● EXCERPT:
---

The Equations plugin

Matthieu Sozeau continued the maintenance of the Equations plugin and developed a new Forcing plugin for Coq (see below).

Tools

Pierre-Marie Pédrot has written a program using the internal representation of libraries to compact Coq object files. It is based on well-known automata algorithms, representing memory as transition systems. The idea underlying this program is generalisable to any OCaml data structure, provided some conditions on its use are satisfied, and was formalised in a paper that was accepted at JFLA 2013.

Internal architecture of the Coq software

Pierre Letouzey continued a large reorganisation of the internal components of Coq, since these components are currently too much interdependent. This work brought better isolation between some of the Coq components and explicit interfaces between them. This allowed to simplify the compilation of Coq, since it is now easier to build the OCaml syntax extension used when compiling many advanced parts of Coq. Moreover, this clearer architecture should also help new contributors when they discover and interact with this large and complex code-base.

---

● PROVIDED INFORMATION:
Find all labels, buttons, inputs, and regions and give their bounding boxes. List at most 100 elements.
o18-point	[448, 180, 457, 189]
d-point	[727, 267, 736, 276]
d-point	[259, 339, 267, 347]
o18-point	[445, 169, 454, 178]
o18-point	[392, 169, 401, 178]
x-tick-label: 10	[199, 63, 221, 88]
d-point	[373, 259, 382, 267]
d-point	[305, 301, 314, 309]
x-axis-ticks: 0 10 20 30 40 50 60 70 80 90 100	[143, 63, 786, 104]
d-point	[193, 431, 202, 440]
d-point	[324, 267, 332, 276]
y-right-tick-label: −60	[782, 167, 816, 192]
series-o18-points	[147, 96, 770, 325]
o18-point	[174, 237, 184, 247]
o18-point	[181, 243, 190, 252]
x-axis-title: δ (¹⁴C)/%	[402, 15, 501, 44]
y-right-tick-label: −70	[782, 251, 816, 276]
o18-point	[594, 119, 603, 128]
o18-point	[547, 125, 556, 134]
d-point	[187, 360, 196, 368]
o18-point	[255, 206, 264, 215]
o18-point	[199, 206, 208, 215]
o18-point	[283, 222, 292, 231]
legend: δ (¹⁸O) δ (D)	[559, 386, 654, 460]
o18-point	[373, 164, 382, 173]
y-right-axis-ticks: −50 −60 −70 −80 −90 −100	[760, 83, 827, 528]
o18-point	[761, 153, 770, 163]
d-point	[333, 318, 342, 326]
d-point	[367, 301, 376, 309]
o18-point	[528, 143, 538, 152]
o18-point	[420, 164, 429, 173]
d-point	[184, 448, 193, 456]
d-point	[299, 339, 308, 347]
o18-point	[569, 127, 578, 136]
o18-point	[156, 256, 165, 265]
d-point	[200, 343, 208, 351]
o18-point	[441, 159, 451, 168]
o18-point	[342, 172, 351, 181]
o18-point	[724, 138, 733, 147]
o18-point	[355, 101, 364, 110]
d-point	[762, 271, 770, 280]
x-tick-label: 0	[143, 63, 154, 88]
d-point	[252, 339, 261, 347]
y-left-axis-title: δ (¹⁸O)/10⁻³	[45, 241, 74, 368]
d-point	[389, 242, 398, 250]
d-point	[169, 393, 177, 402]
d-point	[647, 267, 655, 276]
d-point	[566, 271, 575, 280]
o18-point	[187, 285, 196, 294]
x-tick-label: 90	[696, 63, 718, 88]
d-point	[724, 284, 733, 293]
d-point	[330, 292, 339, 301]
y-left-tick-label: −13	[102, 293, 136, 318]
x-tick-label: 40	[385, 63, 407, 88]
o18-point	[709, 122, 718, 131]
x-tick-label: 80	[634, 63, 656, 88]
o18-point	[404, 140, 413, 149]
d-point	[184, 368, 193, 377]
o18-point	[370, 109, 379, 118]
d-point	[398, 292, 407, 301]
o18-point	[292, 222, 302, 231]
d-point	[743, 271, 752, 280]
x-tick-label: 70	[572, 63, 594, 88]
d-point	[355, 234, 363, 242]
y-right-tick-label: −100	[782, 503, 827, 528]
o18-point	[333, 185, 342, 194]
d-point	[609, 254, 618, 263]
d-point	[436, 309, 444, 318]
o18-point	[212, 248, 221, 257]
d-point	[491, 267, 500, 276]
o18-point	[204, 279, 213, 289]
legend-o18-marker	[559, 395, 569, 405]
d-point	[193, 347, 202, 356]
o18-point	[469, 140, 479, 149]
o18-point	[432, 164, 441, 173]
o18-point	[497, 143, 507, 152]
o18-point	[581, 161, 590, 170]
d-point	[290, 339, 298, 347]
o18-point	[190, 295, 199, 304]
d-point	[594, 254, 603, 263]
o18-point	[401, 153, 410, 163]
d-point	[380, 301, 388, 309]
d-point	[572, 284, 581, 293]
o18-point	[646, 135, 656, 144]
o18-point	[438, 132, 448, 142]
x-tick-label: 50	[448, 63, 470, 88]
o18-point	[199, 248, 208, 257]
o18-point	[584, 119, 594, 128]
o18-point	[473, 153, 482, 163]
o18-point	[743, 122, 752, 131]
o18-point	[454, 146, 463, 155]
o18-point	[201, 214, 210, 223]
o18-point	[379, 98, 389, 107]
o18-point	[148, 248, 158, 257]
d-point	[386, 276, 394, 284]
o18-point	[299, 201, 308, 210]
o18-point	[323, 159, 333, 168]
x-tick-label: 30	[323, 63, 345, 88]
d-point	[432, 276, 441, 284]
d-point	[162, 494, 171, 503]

---

● TASK INSTRUCTIONS:
- 1) Which people are named in the Coq excerpt?
- 2) Could you return the Coq excerpt's text word for word, everything from "Pierre Letouzey continued" down to "and complex code-base."?
The material after the Coq excerpt stands on its own and is unrelated to the excerpt.

● TASK RESULTS:
- 1)
Matthieu Sozeau
Pierre-Marie Pédrot
Pierre Letouzey

- 2)
Pierre Letouzey continued a large reorganisation of the internal components of Coq, since these components are currently too much interdependent. This work brought better isolation between some of the Coq components and explicit interfaces between them. This allowed to simplify the compilation of Coq, since it is now easier to build the OCaml syntax extension used when compiling many advanced parts of Coq. Moreover, this clearer architecture should also help new contributors when they discover and interact with this large and complex code-base.